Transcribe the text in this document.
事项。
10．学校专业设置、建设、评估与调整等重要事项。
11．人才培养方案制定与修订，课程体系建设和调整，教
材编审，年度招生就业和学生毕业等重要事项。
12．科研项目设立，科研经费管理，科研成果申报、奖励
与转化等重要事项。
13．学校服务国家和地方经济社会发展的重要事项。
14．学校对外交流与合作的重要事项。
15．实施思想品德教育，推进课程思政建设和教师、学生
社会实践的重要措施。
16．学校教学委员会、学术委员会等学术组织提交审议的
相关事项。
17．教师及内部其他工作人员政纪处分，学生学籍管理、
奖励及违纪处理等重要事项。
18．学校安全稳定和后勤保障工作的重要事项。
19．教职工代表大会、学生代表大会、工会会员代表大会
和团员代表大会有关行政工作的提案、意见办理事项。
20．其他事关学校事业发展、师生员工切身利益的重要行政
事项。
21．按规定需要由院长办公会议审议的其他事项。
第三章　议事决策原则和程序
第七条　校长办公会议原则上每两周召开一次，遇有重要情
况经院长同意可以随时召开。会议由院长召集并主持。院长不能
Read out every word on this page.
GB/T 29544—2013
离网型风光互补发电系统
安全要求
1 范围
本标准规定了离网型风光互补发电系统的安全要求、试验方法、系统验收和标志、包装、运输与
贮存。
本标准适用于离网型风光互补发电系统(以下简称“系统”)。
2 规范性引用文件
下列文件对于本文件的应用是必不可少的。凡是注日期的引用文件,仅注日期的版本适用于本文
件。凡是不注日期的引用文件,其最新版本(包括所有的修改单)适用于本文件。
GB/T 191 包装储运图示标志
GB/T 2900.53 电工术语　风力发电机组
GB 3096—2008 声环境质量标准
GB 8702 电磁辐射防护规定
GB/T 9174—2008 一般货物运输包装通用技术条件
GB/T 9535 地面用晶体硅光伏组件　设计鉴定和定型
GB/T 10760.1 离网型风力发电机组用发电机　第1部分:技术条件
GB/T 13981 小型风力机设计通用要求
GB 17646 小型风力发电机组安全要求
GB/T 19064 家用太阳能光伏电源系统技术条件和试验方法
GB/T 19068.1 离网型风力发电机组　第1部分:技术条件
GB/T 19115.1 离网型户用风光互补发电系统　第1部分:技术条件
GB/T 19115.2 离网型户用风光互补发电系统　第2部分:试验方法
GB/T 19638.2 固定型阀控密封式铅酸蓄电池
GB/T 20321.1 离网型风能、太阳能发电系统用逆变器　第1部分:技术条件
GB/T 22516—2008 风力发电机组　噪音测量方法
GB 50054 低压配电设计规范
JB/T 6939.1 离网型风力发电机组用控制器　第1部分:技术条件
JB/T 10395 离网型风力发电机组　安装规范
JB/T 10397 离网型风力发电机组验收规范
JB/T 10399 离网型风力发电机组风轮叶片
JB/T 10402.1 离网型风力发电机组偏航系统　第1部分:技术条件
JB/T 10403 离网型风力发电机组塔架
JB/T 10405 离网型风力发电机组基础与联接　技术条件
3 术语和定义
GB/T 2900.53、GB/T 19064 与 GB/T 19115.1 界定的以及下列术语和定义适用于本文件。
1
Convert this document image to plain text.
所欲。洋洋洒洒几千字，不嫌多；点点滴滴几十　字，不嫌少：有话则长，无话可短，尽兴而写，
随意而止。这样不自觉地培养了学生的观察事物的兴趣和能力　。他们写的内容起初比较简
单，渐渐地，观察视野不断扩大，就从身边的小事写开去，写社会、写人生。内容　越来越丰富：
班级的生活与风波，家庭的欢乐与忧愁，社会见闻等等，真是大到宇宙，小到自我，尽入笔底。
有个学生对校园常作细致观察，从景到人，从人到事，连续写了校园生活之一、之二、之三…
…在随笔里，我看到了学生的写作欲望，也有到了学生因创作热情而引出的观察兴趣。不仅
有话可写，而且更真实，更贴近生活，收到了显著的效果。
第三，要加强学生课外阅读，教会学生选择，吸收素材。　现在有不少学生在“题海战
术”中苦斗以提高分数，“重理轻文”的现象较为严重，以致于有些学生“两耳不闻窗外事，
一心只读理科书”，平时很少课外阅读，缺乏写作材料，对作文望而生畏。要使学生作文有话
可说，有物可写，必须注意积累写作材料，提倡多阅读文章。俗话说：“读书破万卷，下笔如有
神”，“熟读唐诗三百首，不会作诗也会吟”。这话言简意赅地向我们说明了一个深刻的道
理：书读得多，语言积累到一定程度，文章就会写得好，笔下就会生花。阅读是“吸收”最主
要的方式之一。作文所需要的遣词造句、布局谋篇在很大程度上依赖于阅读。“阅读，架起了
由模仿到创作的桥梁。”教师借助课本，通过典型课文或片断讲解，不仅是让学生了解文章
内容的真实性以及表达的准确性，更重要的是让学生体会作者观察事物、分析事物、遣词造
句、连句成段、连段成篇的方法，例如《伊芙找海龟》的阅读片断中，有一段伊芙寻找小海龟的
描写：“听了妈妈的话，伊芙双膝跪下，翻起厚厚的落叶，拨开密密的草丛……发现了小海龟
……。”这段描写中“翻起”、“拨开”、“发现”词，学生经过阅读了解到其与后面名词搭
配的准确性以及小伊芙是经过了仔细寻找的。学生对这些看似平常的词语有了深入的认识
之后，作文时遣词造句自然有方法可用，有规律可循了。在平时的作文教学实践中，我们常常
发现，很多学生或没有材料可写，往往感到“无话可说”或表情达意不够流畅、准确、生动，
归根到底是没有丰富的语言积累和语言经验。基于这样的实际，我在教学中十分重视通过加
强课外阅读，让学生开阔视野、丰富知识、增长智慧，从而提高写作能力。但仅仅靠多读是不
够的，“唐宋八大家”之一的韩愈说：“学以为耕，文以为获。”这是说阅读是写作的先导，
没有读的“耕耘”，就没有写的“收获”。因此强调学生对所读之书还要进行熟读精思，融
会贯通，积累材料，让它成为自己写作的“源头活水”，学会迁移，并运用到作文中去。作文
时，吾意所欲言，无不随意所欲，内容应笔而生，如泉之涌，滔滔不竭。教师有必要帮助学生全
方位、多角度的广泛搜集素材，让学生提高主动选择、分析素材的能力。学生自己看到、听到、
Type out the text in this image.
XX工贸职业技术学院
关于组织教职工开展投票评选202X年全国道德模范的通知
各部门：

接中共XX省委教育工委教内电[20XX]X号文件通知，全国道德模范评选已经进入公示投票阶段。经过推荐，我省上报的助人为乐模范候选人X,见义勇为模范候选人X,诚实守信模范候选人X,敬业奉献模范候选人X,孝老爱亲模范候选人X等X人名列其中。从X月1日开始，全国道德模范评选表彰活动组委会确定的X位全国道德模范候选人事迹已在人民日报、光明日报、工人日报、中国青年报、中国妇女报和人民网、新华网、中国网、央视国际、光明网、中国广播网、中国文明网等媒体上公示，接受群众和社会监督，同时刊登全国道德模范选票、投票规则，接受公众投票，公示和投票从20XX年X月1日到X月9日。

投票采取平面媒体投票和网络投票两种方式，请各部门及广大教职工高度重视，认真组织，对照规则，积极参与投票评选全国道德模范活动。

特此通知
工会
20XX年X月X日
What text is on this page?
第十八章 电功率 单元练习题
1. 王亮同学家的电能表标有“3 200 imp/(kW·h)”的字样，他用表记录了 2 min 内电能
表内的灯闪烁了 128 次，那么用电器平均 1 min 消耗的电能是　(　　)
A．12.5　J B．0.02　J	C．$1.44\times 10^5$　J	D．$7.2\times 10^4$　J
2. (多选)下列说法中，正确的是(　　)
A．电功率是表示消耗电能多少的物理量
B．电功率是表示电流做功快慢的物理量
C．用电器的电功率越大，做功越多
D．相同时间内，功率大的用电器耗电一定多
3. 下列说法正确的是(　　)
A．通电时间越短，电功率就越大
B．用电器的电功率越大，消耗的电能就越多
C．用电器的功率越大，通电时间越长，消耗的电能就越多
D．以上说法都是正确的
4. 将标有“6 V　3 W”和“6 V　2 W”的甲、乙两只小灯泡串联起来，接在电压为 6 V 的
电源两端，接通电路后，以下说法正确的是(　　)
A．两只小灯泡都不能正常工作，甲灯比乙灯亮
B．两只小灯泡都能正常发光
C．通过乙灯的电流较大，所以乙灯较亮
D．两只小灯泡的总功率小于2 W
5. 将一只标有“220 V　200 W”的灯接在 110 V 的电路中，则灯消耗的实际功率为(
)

________________________________________

=== What to produce ===
Pull out each line of the entries that contains "this".

=== The result ===
Transcribe the text in this document.
Read out every word on this page.
Convert this document image to plain text.
Type out the text in this image.
What text is on this page?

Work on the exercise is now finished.